> [WHAT THE EXERCISE ASKS]:
Please check each statement against the react-native-strx setup text below and answer yes or no, quoting the deciding words. 1. For Reanimated 3, the Babel plugin to use is react-native-worklets/plugin. 2. The package expects react-native version 0.74 or higher in the consuming app. 3. Strx.Pressable still accepts onLongPress.

> [PAGE TEXT]:
Use this only when testing unreleased commits:

npm install github:wangjagom/react-native-strx

or with a release tag:

npm install github:wangjagom/react-native-strx#v0.1.11

Peer dependencies

react-native-strx expects these packages to be installed by the consuming app:

  • react >= 18
  • react-native >= 0.74
  • react-native-reanimated >= 3
  • react-native-worklets when required by your Reanimated version

Required app setup

Babel

Reanimated needs its worklet Babel plugin in the consuming app.

For Reanimated 4, use react-native-worklets/plugin as the last plugin:

module.exports = {
  presets: ["module:@react-native/babel-preset"],
  plugins: ["react-native-worklets/plugin"],
};

For Reanimated 3, use react-native-reanimated/plugin as the last plugin:

module.exports = {
  presets: ["module:@react-native/babel-preset"],
  plugins: ["react-native-reanimated/plugin"],
};

If the app already has plugins, keep the Reanimated/Worklets plugin last.

iOS

After installing dependencies:

cd ios
pod install
cd ..

or:

npx pod-install

Metro cache

After first install or Babel changes:

npx react-native start --reset-cache

Basic Usage

import { Strx } from "react-native-strx";

export default function App() {
  return (
    <Strx.Provider
      motionPreset={{ duration: 260, easing: "ease-out", reduceMotion: "system" }}
      debug={__DEV__}
    >
      <Strx.View animate="fade-in layout-spring">
        <Strx.Text>Hello STRX</Strx.Text>
      </Strx.View>
    </Strx.Provider>
  );
}

VS Code IntelliSense

For the best development experience, install STRX Animation IntelliSense.

Install STRX Animation IntelliSense

The extension provides rich autocomplete suggestions for animate="" tokens used by react-native-strx.

<Strx.View animate="fade-in layout-spring duration-300 ease-out" />

It suggests tokens such as:

  • fade-in
  • slide-up
  • transition-all
  • duration-300
  • layout-spring
  • from:opacity-0
  • to:opacity-100
  • exit:opacity-0

The runtime package keeps animate flexible and accepts custom string tokens. TypeScript still provides minimal token hints for common presets, layout tokens, transition-*, and from:/to:/exit: prefixes, but string-literal IntelliSense is intentionally lightweight. Install the VS Code extension for rich token autocomplete when typing inside animate="".

Components

The recommended API is the Strx namespace. It keeps animated STRX primitives visually separate from React Native built-ins.

All STRX primitives keep the original React Native component props and event handlers, then add STRX animation props. For example, Strx.Pressable still accepts onPress, onPressIn, and onLongPress; Strx.TextInput still accepts value, onChangeText, onFocus, and onBlur; Strx.Image still accepts source, onLoad, and onError.

> [PROVIDED INFORMATION]:
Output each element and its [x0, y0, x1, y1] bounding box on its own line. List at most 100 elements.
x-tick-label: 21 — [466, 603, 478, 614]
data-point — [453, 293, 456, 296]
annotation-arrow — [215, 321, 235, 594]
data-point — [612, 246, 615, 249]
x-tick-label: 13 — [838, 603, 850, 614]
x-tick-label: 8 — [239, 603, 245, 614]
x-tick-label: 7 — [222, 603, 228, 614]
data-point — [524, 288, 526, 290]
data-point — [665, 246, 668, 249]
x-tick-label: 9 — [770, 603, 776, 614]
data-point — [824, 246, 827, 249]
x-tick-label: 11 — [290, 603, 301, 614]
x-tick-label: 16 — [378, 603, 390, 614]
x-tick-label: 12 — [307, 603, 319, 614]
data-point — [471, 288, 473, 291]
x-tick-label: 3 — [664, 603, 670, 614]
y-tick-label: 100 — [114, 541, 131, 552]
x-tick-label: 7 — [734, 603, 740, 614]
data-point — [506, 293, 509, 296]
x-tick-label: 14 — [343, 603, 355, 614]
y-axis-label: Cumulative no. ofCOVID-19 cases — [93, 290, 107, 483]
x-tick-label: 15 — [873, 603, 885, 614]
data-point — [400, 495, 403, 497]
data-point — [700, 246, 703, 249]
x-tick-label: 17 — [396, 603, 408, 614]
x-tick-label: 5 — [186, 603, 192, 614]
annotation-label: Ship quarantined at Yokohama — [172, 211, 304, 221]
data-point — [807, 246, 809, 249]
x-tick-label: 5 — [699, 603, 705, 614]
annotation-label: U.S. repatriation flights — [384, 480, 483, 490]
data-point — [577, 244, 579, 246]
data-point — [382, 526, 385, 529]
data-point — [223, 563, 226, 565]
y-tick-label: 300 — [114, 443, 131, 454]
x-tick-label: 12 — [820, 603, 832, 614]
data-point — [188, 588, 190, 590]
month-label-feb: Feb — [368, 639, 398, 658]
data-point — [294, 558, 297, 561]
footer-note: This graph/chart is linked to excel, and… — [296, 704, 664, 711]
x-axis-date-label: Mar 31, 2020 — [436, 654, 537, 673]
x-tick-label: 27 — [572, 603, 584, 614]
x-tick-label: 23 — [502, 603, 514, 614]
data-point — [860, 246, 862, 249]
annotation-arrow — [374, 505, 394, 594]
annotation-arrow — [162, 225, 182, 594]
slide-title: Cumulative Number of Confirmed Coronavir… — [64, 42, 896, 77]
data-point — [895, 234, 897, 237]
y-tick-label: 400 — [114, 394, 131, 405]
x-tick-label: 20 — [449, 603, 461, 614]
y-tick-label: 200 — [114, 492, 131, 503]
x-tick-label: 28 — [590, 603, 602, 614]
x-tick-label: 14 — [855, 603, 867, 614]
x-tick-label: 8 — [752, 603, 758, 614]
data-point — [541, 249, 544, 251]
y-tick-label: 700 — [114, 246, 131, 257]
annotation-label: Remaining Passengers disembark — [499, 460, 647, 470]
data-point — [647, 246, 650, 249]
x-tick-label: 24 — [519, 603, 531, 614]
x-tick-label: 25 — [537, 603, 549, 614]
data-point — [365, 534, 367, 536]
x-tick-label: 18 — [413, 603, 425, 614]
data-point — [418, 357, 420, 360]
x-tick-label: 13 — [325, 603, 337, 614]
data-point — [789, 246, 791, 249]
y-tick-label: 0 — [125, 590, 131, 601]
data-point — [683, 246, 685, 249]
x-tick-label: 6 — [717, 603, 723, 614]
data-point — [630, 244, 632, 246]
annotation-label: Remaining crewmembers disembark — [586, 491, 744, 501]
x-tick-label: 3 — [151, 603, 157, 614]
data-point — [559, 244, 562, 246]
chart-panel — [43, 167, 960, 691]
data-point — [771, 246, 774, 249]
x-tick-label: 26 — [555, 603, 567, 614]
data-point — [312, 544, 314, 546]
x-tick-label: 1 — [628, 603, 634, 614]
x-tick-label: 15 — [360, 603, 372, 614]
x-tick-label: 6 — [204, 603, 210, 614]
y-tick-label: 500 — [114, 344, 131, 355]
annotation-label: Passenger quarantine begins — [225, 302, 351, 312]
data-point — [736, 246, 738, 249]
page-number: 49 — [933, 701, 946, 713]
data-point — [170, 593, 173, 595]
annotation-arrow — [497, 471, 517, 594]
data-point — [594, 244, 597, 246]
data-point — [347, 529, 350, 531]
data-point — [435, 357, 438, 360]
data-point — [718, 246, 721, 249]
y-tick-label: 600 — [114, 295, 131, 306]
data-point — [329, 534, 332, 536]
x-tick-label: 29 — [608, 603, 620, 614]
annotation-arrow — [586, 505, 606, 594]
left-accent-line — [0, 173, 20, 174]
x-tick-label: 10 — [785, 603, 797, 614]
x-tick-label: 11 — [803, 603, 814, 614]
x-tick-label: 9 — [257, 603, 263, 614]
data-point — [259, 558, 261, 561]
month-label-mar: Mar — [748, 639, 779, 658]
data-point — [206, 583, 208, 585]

> [EXERCISE ANSWER]:
1. No: "For Reanimated 3, use react-native-reanimated/plugin as the last plugin"
2. Yes: "react-native >= 0.74"
3. Yes: "Strx.Pressable still accepts onPress, onPressIn, and onLongPress"